> [The problem]
Select all lines in the records that include "NUMA".

Stored items from a collection
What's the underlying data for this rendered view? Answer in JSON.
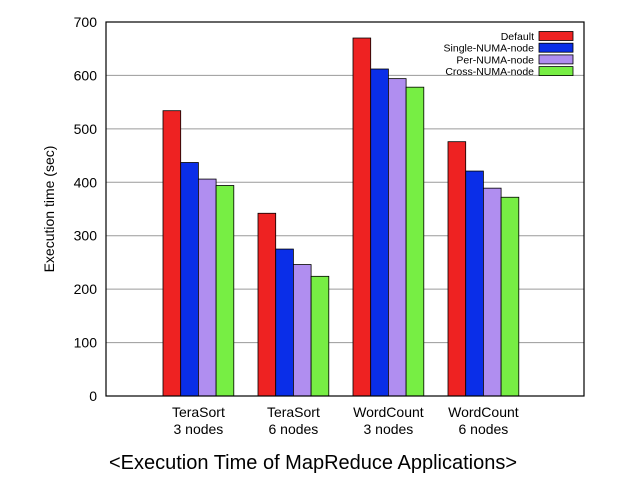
{
  "chart_data": {
    "type": "bar",
    "caption": "<Execution Time of MapReduce Applications>",
    "ylabel": "Execution time (sec)",
    "ylim": [
      0,
      700
    ],
    "yticks": [
      0,
      100,
      200,
      300,
      400,
      500,
      600,
      700
    ],
    "grid": true,
    "legend_position": "top-right",
    "categories": [
      [
        "TeraSort",
        "3 nodes"
      ],
      [
        "TeraSort",
        "6 nodes"
      ],
      [
        "WordCount",
        "3 nodes"
      ],
      [
        "WordCount",
        "6 nodes"
      ]
    ],
    "series": [
      {
        "name": "Default",
        "color": "#ee2222",
        "values": [
          534,
          342,
          670,
          476
        ]
      },
      {
        "name": "Single-NUMA-node",
        "color": "#0a2ee8",
        "values": [
          437,
          275,
          612,
          421
        ]
      },
      {
        "name": "Per-NUMA-node",
        "color": "#b08ef0",
        "values": [
          406,
          246,
          594,
          389
        ]
      },
      {
        "name": "Cross-NUMA-node",
        "color": "#77ee44",
        "values": [
          394,
          224,
          578,
          372
        ]
      }
    ]
  }
}
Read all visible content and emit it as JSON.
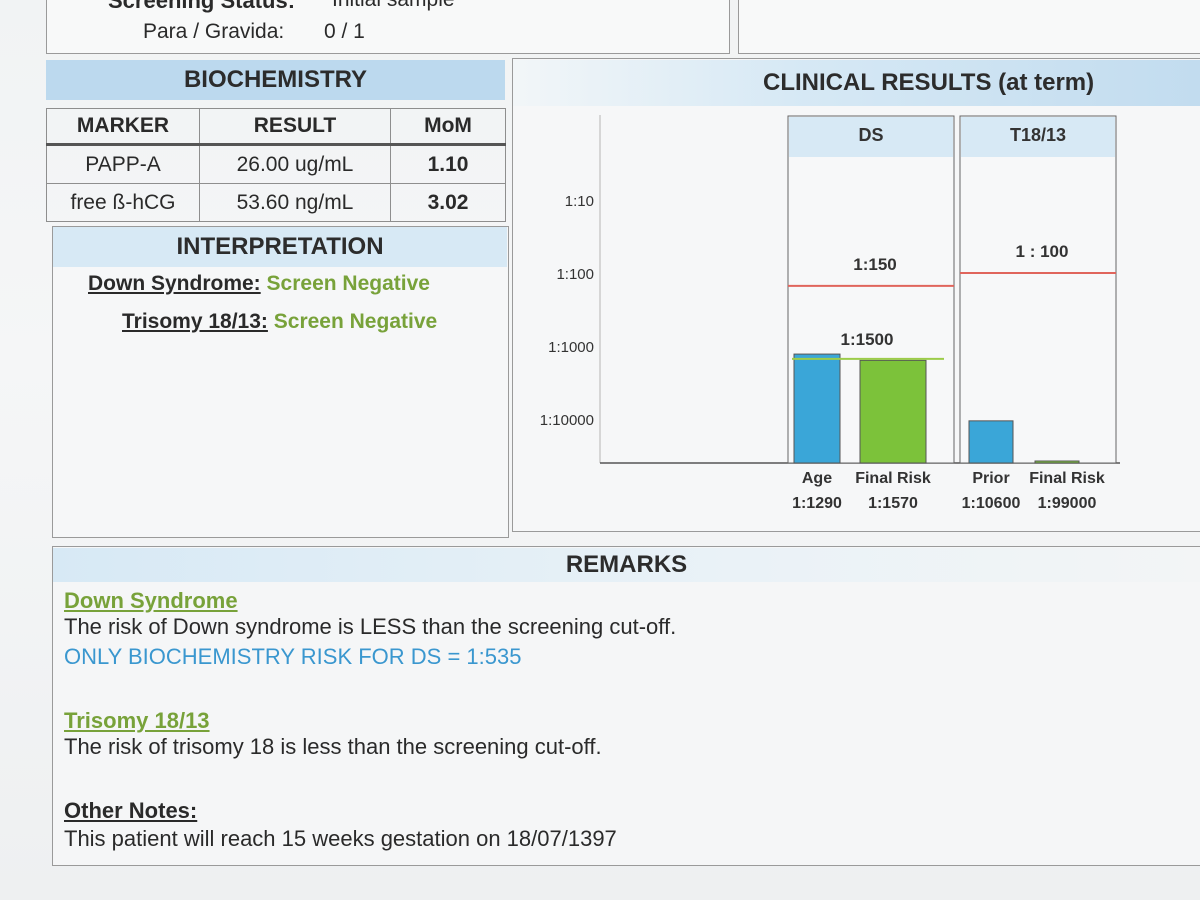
{
  "header": {
    "screening_status_label": "Screening Status:",
    "screening_status_value": "Initial sample",
    "para_gravida_label": "Para / Gravida:",
    "para_gravida_value": "0 / 1"
  },
  "biochemistry": {
    "title": "BIOCHEMISTRY",
    "columns": [
      "MARKER",
      "RESULT",
      "MoM"
    ],
    "rows": [
      {
        "marker": "PAPP-A",
        "result": "26.00 ug/mL",
        "mom": "1.10"
      },
      {
        "marker": "free ß-hCG",
        "result": "53.60 ng/mL",
        "mom": "3.02"
      }
    ]
  },
  "interpretation": {
    "title": "INTERPRETATION",
    "items": [
      {
        "label": "Down Syndrome:",
        "value": "Screen Negative"
      },
      {
        "label": "Trisomy 18/13:",
        "value": "Screen Negative"
      }
    ]
  },
  "clinical": {
    "title": "CLINICAL RESULTS (at term)",
    "colors": {
      "blue": "#3aa6d8",
      "green": "#7cc23a",
      "red": "#e0655c",
      "header": "#d7e9f5"
    }
  },
  "chart_data": {
    "type": "bar",
    "y_scale": "log",
    "y_ticks": [
      "1:10",
      "1:100",
      "1:1000",
      "1:10000"
    ],
    "panels": [
      {
        "name": "DS",
        "cutoff_label": "1:150",
        "cutoff": 150,
        "marker_label": "1:1500",
        "bars": [
          {
            "label": "Age",
            "value_label": "1:1290",
            "value": 1290,
            "color": "blue"
          },
          {
            "label": "Final Risk",
            "value_label": "1:1570",
            "value": 1570,
            "color": "green"
          }
        ]
      },
      {
        "name": "T18/13",
        "cutoff_label": "1 : 100",
        "cutoff": 100,
        "bars": [
          {
            "label": "Prior",
            "value_label": "1:10600",
            "value": 10600,
            "color": "blue"
          },
          {
            "label": "Final Risk",
            "value_label": "1:99000",
            "value": 99000,
            "color": "green"
          }
        ]
      }
    ]
  },
  "remarks": {
    "title": "REMARKS",
    "ds_heading": "Down Syndrome",
    "ds_text": "The risk of Down syndrome is LESS than the screening cut-off.",
    "ds_note": "ONLY BIOCHEMISTRY RISK FOR DS = 1:535",
    "t18_heading": "Trisomy 18/13",
    "t18_text": "The risk of trisomy 18 is less than the screening cut-off.",
    "other_heading": "Other Notes:",
    "other_text": "This patient will reach 15 weeks gestation on 18/07/1397"
  }
}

> [Task solution]
        "name": "Single-NUMA-node",
        "name": "Per-NUMA-node",
        "name": "Cross-NUMA-node",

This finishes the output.